Show all lines that include the string "title"; copy each one.

### Data lines
## START
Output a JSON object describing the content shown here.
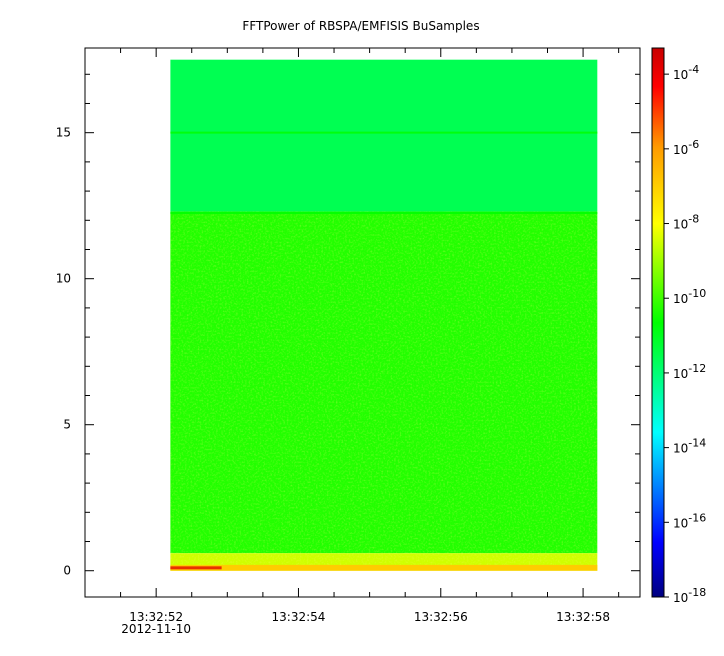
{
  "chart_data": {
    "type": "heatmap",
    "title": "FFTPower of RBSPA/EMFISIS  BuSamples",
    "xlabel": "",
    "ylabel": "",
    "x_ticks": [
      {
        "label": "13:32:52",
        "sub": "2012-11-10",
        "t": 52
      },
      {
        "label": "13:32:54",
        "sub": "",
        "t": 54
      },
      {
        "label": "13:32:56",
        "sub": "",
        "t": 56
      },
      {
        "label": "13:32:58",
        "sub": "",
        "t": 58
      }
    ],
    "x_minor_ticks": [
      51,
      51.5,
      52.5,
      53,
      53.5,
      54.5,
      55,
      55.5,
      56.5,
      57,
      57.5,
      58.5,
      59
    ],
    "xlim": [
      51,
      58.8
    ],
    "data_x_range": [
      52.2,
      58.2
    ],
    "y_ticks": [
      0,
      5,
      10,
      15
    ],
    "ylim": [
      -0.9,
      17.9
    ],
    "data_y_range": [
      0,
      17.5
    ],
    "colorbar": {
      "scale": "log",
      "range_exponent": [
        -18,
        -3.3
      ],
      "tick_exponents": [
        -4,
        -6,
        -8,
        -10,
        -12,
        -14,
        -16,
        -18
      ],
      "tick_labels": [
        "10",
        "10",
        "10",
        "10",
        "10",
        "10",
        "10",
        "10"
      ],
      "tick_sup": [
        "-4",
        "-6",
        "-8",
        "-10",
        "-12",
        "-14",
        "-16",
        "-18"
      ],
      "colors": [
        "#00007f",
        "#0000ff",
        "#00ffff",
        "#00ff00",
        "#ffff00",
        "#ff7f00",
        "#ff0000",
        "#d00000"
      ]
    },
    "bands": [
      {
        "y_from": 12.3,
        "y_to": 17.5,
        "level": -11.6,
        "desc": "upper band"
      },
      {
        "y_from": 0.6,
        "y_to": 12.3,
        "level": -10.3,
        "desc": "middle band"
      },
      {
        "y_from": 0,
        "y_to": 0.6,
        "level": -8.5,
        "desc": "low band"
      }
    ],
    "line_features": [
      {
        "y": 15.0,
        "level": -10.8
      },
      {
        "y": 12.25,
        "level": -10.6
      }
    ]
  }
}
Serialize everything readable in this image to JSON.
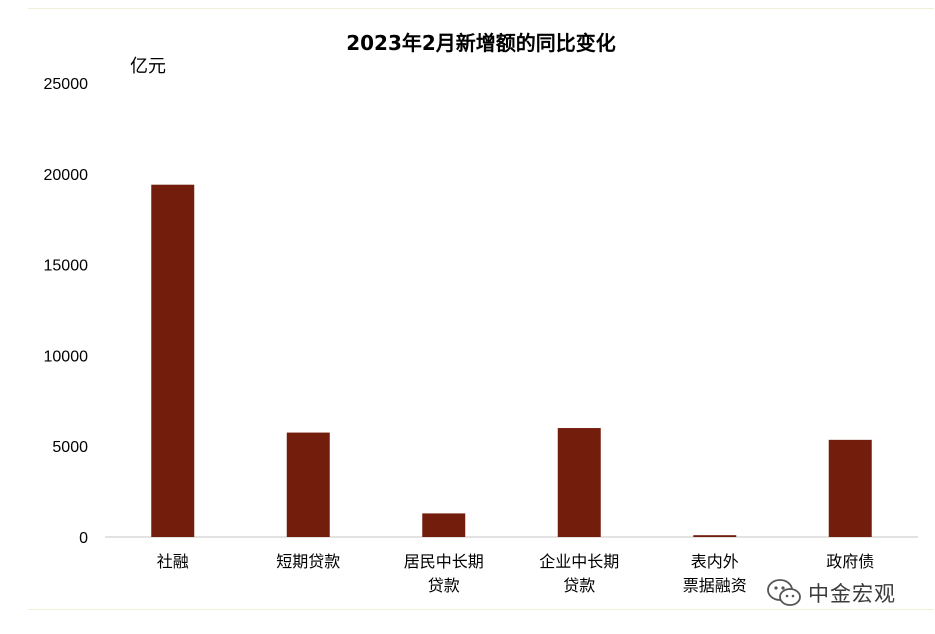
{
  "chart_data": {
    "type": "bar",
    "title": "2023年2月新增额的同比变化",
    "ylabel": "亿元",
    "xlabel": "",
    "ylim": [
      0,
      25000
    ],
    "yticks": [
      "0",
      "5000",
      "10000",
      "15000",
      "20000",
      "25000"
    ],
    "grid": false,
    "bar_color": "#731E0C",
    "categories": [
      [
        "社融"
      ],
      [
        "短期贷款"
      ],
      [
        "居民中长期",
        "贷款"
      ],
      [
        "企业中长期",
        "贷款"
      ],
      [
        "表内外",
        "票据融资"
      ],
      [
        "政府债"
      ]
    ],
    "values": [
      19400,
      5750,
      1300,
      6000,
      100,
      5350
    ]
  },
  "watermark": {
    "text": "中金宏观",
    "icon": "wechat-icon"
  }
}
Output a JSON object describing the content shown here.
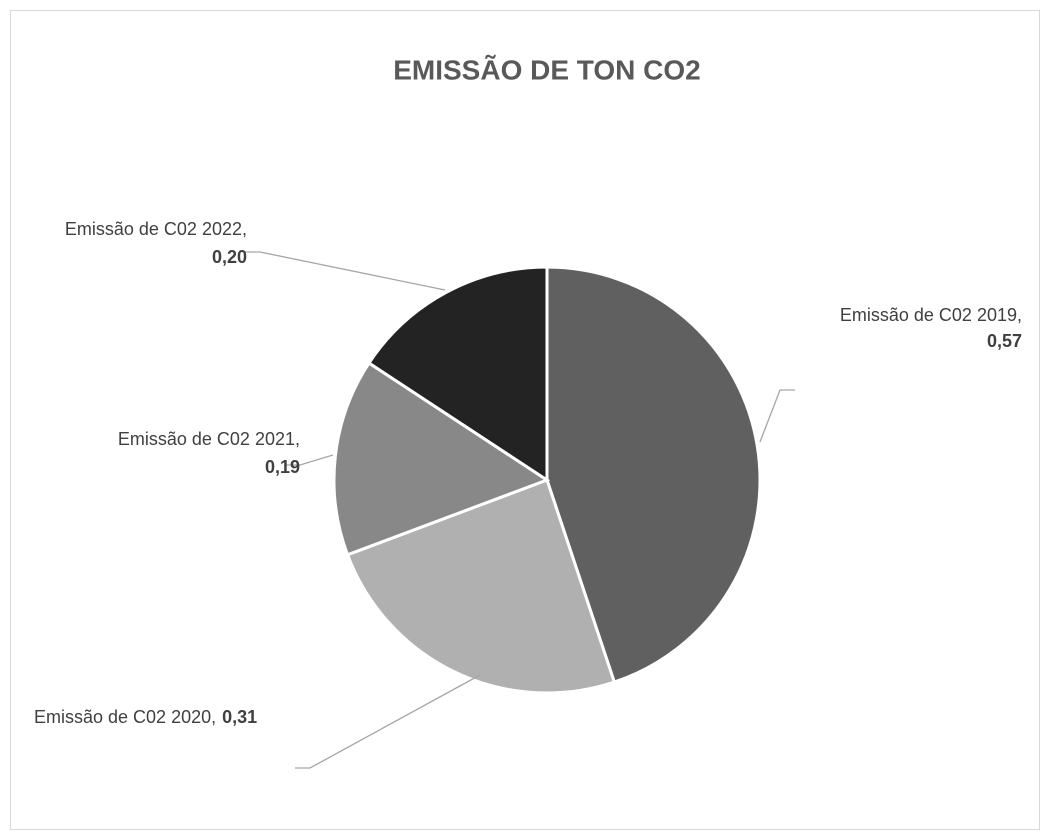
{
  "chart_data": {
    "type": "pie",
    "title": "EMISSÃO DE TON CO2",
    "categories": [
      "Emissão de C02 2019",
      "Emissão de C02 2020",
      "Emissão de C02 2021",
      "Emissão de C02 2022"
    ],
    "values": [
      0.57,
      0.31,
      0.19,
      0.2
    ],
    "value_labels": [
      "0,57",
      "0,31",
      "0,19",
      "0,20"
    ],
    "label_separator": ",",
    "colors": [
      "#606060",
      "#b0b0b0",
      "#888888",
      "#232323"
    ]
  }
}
## END
### Finished task
    "title": "FFTPower of RBSPA/EMFISIS  BuSamples",
    "title": "2023年2月新增额的同比变化",
    "title": "EMISSÃO DE TON CO2",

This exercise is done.